WHAT IS EXPECTED:
Search the listing below for the word "page" and copy each line that holds it.

(Records from a collection)
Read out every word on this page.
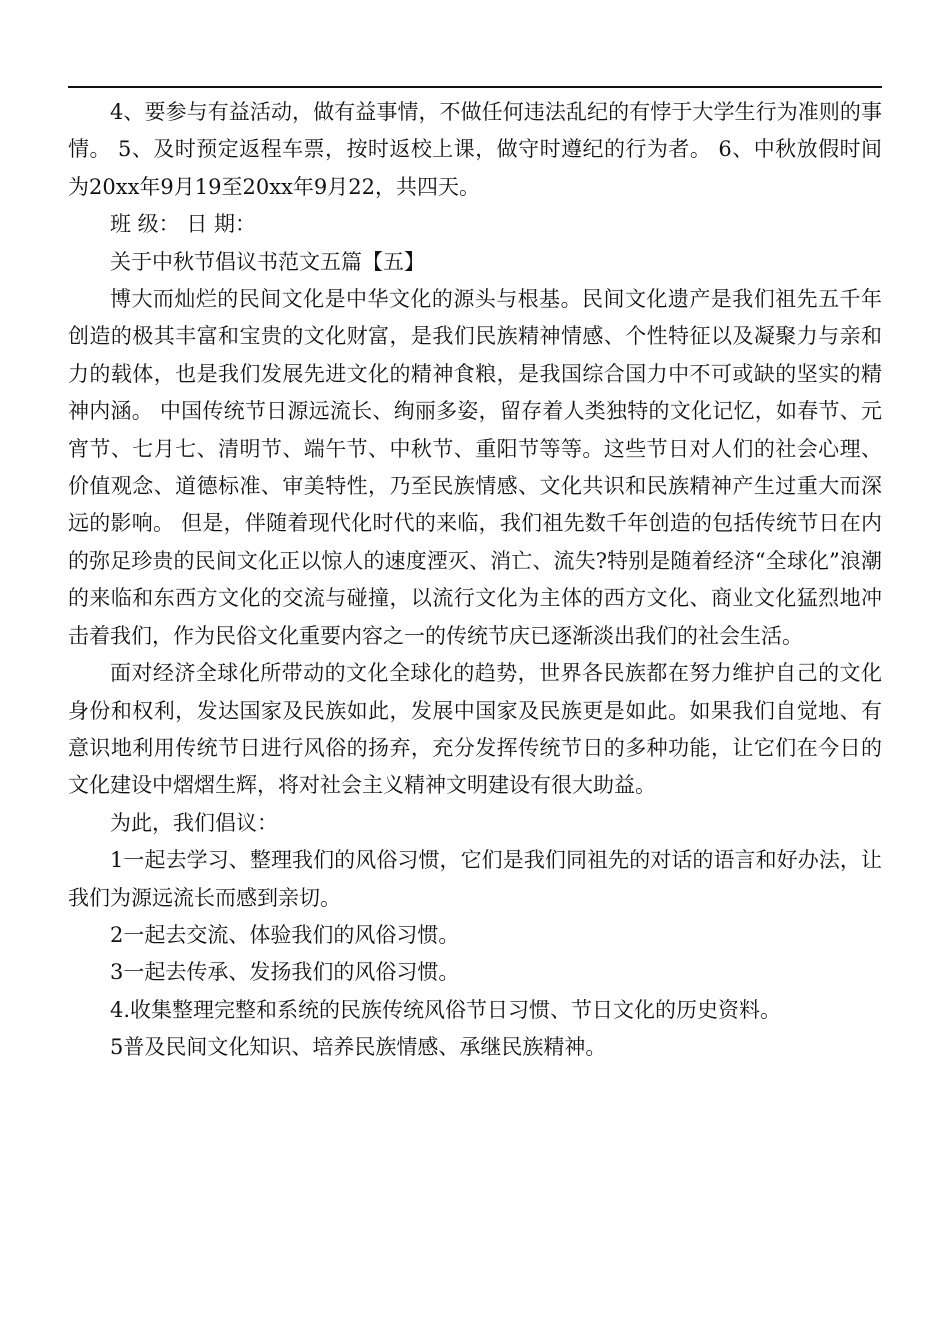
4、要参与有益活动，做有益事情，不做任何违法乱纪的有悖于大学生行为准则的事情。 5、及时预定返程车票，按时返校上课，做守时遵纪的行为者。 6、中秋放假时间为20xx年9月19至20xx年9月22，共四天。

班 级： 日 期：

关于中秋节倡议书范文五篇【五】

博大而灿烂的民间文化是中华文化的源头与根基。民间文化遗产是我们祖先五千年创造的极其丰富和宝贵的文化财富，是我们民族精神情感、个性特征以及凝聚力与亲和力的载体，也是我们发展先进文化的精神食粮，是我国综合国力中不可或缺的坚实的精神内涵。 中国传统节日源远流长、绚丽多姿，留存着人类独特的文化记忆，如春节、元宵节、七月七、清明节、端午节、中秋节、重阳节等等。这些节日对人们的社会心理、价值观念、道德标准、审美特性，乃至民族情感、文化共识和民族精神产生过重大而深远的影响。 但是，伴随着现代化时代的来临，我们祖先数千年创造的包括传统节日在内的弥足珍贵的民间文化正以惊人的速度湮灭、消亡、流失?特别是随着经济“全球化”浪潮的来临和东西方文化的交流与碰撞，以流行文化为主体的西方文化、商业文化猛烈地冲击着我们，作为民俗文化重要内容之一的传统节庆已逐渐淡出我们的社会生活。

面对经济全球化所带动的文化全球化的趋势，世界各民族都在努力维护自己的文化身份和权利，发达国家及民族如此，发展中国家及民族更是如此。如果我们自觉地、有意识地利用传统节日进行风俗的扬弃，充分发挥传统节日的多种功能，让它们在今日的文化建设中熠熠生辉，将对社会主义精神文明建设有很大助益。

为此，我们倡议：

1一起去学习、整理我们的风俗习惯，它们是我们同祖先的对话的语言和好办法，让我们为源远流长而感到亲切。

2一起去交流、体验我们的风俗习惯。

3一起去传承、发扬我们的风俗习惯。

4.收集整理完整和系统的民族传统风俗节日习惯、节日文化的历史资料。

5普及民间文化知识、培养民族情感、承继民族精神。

---

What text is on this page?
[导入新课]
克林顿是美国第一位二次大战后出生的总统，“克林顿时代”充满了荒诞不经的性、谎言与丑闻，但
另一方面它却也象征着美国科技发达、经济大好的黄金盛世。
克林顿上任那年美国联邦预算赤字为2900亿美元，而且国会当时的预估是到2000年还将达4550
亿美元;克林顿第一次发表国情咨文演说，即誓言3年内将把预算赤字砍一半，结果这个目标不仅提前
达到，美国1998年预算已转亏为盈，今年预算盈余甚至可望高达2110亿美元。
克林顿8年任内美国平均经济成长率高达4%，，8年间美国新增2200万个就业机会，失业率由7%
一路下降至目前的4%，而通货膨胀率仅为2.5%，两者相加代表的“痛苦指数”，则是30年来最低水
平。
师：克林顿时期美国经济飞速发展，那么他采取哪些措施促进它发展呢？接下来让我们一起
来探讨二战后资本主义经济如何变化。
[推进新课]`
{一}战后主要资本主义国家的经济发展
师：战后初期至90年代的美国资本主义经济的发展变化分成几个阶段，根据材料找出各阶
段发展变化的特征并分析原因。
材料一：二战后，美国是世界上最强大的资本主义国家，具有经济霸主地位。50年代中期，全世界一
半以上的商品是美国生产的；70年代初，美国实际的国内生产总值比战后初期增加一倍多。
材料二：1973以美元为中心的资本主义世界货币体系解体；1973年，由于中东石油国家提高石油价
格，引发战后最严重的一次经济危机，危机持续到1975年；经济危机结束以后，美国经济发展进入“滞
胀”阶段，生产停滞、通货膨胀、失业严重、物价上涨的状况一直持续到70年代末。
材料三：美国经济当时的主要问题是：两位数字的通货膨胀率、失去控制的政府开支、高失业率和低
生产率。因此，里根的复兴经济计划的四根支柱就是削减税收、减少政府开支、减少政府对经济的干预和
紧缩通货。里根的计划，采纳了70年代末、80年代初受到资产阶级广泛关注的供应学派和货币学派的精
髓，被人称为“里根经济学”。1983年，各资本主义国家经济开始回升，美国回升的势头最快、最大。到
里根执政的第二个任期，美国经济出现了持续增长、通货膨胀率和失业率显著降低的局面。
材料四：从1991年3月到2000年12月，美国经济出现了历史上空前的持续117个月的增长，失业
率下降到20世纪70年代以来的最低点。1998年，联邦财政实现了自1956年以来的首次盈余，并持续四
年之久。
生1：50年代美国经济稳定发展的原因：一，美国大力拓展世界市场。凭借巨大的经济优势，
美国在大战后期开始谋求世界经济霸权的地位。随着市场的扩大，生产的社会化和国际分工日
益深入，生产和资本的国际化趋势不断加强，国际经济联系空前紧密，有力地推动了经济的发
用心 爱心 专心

ANSWER TO THIS PROBLEM:
Read out every word on this page.
What text is on this page?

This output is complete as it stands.